— START OF THE INPUT —
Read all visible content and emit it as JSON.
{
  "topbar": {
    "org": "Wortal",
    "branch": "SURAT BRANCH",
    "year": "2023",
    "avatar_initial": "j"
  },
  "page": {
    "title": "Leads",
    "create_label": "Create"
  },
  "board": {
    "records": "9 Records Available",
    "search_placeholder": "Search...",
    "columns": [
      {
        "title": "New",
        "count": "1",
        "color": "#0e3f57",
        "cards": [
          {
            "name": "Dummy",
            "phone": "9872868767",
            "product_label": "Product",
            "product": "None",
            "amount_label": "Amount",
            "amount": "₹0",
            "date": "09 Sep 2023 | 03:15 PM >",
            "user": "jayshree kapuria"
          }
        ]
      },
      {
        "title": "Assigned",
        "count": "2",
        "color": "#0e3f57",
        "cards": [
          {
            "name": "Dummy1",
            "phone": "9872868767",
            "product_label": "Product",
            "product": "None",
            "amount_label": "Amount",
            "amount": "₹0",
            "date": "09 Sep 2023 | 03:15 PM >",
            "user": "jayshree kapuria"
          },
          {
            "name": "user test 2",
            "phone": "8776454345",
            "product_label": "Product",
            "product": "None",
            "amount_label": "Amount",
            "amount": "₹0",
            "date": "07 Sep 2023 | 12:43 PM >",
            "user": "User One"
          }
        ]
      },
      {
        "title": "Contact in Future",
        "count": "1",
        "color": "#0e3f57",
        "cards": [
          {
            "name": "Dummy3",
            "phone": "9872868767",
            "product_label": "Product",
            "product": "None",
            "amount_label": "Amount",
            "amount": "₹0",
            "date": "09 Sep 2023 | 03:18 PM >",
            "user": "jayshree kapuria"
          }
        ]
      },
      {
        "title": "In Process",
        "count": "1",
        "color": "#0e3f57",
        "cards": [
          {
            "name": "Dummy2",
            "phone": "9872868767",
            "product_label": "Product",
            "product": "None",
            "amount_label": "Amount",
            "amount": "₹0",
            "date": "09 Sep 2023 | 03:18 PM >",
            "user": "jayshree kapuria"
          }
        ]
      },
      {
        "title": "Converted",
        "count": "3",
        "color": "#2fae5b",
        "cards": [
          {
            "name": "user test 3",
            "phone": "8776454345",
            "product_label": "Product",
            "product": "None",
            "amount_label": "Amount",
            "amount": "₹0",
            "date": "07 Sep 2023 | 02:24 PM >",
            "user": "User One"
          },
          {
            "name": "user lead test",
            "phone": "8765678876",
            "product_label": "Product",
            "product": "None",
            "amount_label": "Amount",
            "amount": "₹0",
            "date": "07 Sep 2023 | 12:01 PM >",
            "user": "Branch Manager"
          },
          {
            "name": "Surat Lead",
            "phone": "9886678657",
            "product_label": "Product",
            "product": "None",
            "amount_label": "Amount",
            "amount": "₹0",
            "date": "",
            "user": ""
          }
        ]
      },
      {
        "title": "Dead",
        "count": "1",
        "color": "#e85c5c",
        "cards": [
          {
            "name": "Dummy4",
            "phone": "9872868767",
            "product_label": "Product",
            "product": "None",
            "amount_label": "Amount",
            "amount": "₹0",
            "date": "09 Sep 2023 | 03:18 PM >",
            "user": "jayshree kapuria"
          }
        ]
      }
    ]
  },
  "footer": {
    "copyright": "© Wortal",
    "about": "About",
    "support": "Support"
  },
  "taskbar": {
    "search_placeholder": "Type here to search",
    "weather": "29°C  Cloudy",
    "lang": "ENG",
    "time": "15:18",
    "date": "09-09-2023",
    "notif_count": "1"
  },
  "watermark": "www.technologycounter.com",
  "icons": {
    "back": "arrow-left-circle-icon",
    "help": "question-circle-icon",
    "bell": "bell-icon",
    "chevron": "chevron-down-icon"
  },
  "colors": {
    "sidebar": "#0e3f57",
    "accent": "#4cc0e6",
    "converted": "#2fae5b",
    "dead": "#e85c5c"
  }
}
— END OF THE INPUT —
PROBLEM DESCRIPTION:
Transcribe all lines as written.

SOLUTION FOR THIS TASK:
Read all visible content and emit it as JSON.
{
  "topbar": {
    "org": "Wortal",
    "branch": "SURAT BRANCH",
    "year": "2023",
    "avatar_initial": "j"
  },
  "page": {
    "title": "Leads",
    "create_label": "Create"
  },
  "board": {
    "records": "9 Records Available",
    "search_placeholder": "Search...",
    "columns": [
      {
        "title": "New",
        "count": "1",
        "color": "#0e3f57",
        "cards": [
          {
            "name": "Dummy",
            "phone": "9872868767",
            "product_label": "Product",
            "product": "None",
            "amount_label": "Amount",
            "amount": "₹0",
            "date": "09 Sep 2023 | 03:15 PM >",
            "user": "jayshree kapuria"
          }
        ]
      },
      {
        "title": "Assigned",
        "count": "2",
        "color": "#0e3f57",
        "cards": [
          {
            "name": "Dummy1",
            "phone": "9872868767",
            "product_label": "Product",
            "product": "None",
            "amount_label": "Amount",
            "amount": "₹0",
            "date": "09 Sep 2023 | 03:15 PM >",
            "user": "jayshree kapuria"
          },
          {
            "name": "user test 2",
            "phone": "8776454345",
            "product_label": "Product",
            "product": "None",
            "amount_label": "Amount",
            "amount": "₹0",
            "date": "07 Sep 2023 | 12:43 PM >",
            "user": "User One"
          }
        ]
      },
      {
        "title": "Contact in Future",
        "count": "1",
        "color": "#0e3f57",
        "cards": [
          {
            "name": "Dummy3",
            "phone": "9872868767",
            "product_label": "Product",
            "product": "None",
            "amount_label": "Amount",
            "amount": "₹0",
            "date": "09 Sep 2023 | 03:18 PM >",
            "user": "jayshree kapuria"
          }
        ]
      },
      {
        "title": "In Process",
        "count": "1",
        "color": "#0e3f57",
        "cards": [
          {
            "name": "Dummy2",
            "phone": "9872868767",
            "product_label": "Product",
            "product": "None",
            "amount_label": "Amount",
            "amount": "₹0",
            "date": "09 Sep 2023 | 03:18 PM >",
            "user": "jayshree kapuria"
          }
        ]
      },
      {
        "title": "Converted",
        "count": "3",
        "color": "#2fae5b",
        "cards": [
          {
            "name": "user test 3",
            "phone": "8776454345",
            "product_label": "Product",
            "product": "None",
            "amount_label": "Amount",
            "amount": "₹0",
            "date": "07 Sep 2023 | 02:24 PM >",
            "user": "User One"
          },
          {
            "name": "user lead test",
            "phone": "8765678876",
            "product_label": "Product",
            "product": "None",
            "amount_label": "Amount",
            "amount": "₹0",
            "date": "07 Sep 2023 | 12:01 PM >",
            "user": "Branch Manager"
          },
          {
            "name": "Surat Lead",
            "phone": "9886678657",
            "product_label": "Product",
            "product": "None",
            "amount_label": "Amount",
            "amount": "₹0",
            "date": "",
            "user": ""
          }
        ]
      },
      {
        "title": "Dead",
        "count": "1",
        "color": "#e85c5c",
        "cards": [
          {
            "name": "Dummy4",
            "phone": "9872868767",
            "product_label": "Product",
            "product": "None",
            "amount_label": "Amount",
            "amount": "₹0",
            "date": "09 Sep 2023 | 03:18 PM >",
            "user": "jayshree kapuria"
          }
        ]
      }
    ]
  },
  "footer": {
    "copyright": "© Wortal",
    "about": "About",
    "support": "Support"
  },
  "taskbar": {
    "search_placeholder": "Type here to search",
    "weather": "29°C  Cloudy",
    "lang": "ENG",
    "time": "15:18",
    "date": "09-09-2023",
    "notif_count": "1"
  },
  "watermark": "www.technologycounter.com",
  "icons": {
    "back": "arrow-left-circle-icon",
    "help": "question-circle-icon",
    "bell": "bell-icon",
    "chevron": "chevron-down-icon"
  },
  "colors": {
    "sidebar": "#0e3f57",
    "accent": "#4cc0e6",
    "converted": "#2fae5b",
    "dead": "#e85c5c"
  }
}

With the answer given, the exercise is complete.